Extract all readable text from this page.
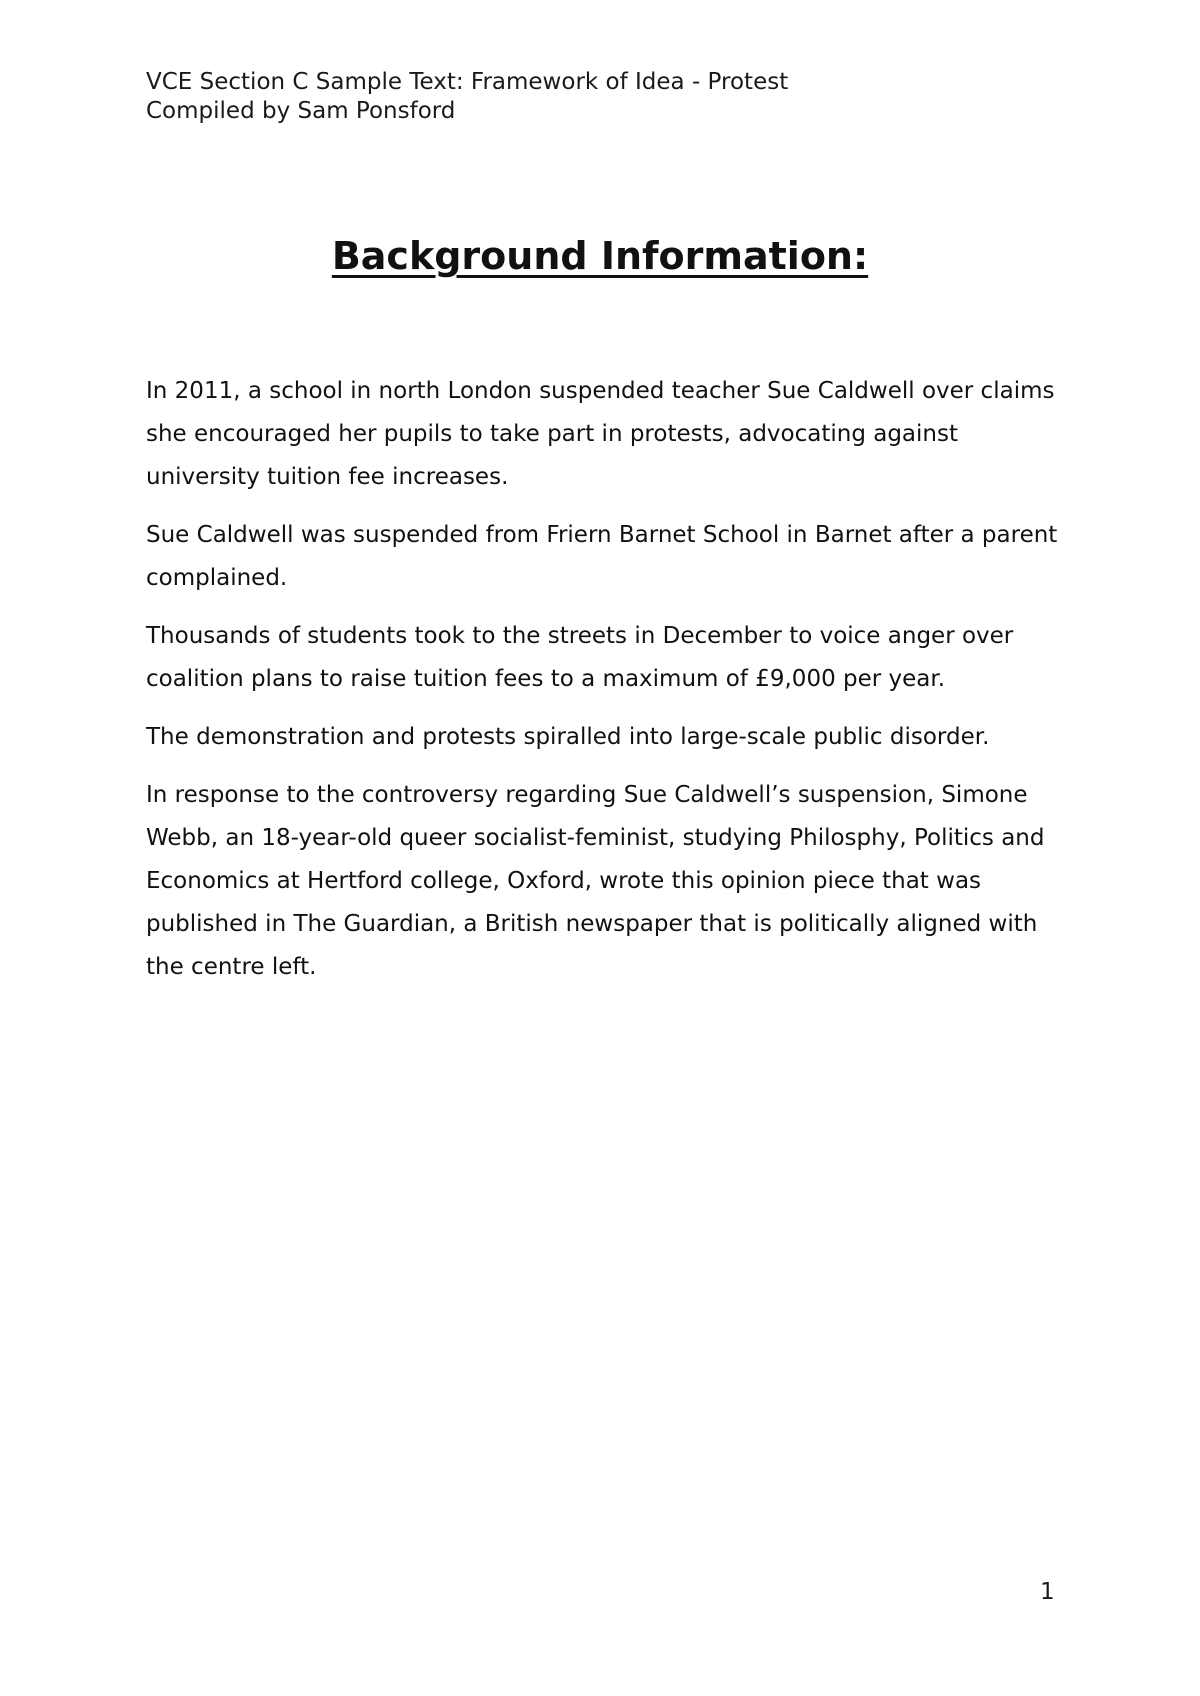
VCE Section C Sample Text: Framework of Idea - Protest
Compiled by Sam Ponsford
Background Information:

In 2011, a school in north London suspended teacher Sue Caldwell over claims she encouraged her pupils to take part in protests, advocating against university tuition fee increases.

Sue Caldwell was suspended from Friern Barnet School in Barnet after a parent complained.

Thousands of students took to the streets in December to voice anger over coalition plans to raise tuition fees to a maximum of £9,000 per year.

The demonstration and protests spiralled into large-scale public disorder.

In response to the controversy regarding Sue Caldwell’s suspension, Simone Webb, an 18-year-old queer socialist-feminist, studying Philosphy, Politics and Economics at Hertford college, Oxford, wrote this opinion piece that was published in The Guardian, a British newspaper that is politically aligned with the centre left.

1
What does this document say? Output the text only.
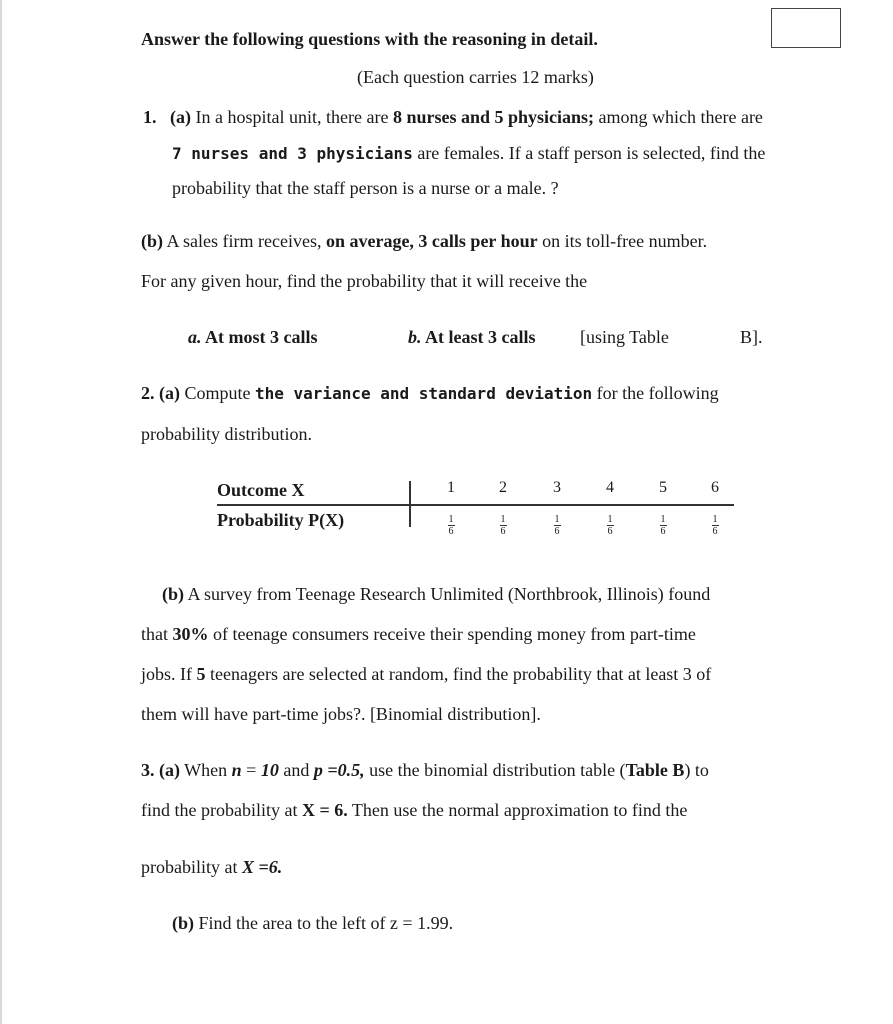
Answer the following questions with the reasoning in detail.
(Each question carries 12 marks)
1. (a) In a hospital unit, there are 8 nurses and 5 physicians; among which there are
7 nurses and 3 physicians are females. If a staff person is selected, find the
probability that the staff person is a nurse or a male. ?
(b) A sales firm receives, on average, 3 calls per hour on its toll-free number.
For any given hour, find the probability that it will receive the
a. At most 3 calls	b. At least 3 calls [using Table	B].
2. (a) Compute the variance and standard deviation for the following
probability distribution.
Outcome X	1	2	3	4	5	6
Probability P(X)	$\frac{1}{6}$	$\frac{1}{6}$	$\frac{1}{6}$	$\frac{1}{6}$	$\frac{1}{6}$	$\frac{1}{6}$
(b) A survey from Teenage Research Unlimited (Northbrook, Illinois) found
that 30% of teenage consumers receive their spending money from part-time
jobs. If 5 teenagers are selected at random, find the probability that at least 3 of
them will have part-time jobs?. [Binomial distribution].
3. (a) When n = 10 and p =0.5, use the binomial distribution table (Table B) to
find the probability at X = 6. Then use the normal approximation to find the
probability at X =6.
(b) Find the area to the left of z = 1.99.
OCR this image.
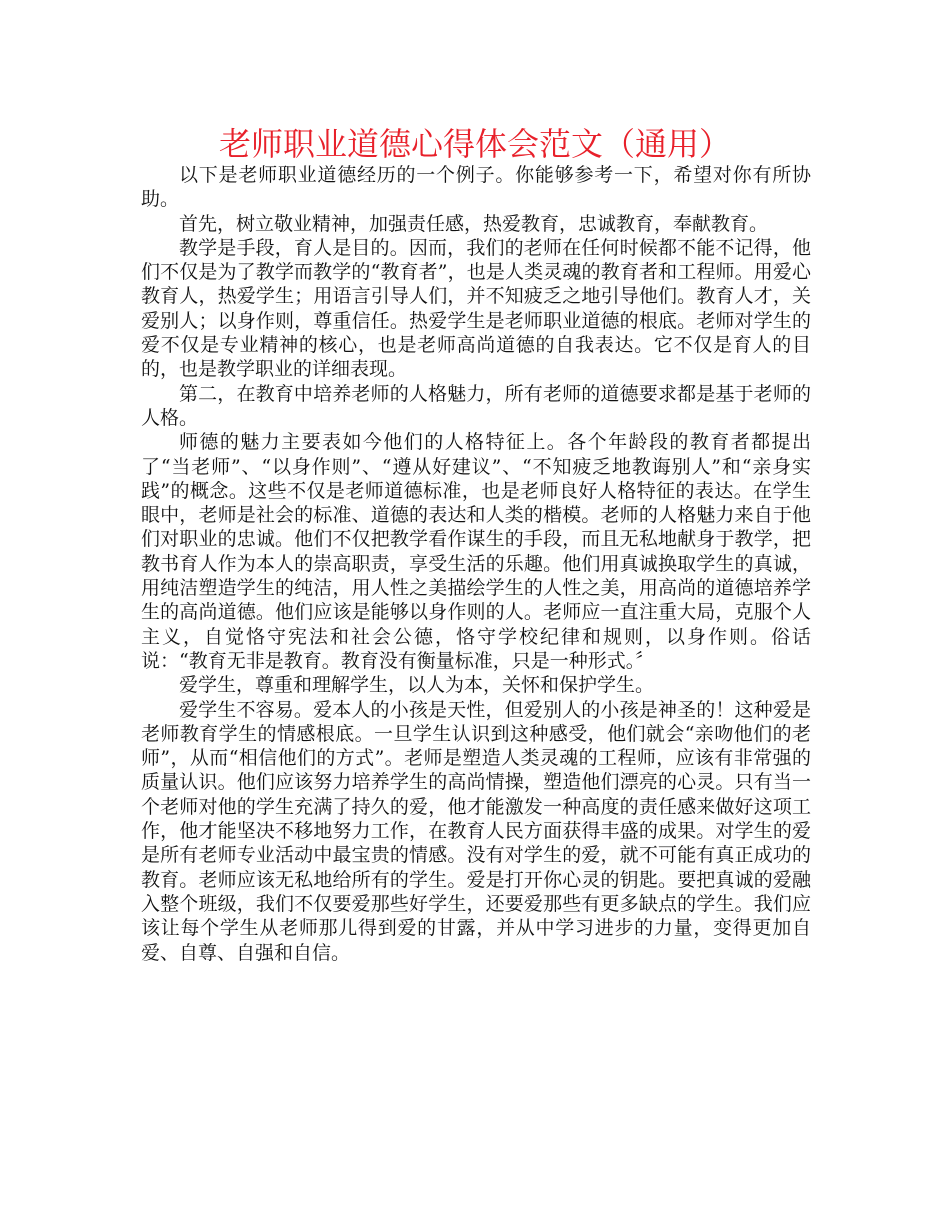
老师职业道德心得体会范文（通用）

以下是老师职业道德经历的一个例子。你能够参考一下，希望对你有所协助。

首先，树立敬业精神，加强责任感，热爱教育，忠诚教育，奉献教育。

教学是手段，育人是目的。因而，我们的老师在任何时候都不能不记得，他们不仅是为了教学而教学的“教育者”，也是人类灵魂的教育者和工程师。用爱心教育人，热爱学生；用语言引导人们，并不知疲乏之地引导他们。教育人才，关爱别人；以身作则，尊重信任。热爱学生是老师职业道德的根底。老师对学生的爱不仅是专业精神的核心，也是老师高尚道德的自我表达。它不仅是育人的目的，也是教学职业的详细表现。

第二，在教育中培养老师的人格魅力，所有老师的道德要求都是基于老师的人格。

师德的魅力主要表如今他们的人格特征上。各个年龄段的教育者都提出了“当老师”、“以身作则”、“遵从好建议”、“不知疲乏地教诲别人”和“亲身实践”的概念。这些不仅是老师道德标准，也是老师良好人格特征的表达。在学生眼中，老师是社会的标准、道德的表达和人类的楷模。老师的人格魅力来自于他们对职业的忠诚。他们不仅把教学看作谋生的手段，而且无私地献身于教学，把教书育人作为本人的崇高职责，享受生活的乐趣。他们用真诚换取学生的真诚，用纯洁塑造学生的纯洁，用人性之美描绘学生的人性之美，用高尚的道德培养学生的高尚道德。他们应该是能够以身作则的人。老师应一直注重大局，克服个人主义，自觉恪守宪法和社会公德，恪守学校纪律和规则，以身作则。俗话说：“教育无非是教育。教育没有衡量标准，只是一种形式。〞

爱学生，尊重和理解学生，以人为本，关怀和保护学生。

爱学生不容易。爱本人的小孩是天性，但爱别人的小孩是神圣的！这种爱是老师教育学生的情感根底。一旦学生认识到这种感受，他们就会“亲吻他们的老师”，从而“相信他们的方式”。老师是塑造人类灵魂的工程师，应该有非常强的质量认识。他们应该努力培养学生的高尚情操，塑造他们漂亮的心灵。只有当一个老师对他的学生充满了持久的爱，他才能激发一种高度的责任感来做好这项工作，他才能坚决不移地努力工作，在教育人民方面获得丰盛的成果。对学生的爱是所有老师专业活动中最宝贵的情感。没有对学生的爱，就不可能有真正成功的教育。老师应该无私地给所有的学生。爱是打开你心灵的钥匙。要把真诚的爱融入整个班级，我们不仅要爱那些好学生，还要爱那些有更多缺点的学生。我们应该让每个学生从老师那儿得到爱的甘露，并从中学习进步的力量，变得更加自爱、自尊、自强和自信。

++++++++

§ **Stated problem**: Copy out each line of the data containing the string "time".

§ **Output of the exercise**:
that 30% of teenage consumers receive their spending money from part-time
them will have part-time jobs?. [Binomial distribution].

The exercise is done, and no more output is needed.